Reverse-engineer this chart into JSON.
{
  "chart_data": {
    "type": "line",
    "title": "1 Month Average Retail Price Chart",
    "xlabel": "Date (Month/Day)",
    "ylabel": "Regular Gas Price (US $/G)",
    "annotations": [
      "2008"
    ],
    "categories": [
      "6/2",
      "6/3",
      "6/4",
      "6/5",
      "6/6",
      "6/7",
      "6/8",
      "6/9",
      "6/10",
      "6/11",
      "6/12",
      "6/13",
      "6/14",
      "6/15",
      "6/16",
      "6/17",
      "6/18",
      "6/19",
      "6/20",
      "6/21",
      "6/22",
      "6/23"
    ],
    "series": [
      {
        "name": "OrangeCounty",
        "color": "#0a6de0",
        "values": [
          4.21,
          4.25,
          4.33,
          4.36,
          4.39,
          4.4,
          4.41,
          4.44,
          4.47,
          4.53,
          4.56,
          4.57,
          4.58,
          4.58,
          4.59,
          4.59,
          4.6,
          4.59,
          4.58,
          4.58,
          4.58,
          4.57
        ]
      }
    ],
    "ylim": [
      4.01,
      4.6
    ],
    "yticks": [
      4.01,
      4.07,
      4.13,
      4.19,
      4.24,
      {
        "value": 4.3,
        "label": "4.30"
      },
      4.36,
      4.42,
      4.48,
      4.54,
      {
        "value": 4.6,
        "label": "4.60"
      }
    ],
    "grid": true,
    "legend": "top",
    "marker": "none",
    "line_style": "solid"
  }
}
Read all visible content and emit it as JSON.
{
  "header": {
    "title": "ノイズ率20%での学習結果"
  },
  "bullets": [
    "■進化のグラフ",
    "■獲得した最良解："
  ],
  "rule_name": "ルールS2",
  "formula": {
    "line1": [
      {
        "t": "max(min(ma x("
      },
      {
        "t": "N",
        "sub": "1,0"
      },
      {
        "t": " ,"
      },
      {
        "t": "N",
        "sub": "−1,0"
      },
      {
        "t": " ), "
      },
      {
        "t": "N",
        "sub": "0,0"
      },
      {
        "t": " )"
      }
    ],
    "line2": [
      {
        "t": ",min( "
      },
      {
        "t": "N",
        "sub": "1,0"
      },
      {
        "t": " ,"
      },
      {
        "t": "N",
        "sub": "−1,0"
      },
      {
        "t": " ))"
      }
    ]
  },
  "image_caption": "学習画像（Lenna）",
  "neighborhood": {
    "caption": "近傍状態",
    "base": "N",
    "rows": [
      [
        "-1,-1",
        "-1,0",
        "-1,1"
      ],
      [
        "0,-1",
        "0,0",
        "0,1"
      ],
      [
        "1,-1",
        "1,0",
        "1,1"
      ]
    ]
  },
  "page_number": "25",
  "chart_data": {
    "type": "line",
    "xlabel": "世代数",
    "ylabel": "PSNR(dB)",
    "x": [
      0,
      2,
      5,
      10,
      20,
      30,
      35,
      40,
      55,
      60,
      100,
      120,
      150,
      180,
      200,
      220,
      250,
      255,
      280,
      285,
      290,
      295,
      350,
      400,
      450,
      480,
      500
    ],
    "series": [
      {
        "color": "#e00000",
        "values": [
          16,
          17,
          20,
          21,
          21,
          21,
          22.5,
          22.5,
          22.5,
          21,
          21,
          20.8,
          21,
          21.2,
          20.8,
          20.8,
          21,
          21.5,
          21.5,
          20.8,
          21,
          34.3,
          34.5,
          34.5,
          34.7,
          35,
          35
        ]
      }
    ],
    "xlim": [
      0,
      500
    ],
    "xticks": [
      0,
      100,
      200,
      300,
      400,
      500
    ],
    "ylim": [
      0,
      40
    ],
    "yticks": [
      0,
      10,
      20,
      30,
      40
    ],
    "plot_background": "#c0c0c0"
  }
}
----------------------------------------
Problem →
Pull every line containing "title" from the data.

Full solution →
    "title": "1 Month Average Retail Price Chart",
    "title": "ノイズ率20%での学習結果"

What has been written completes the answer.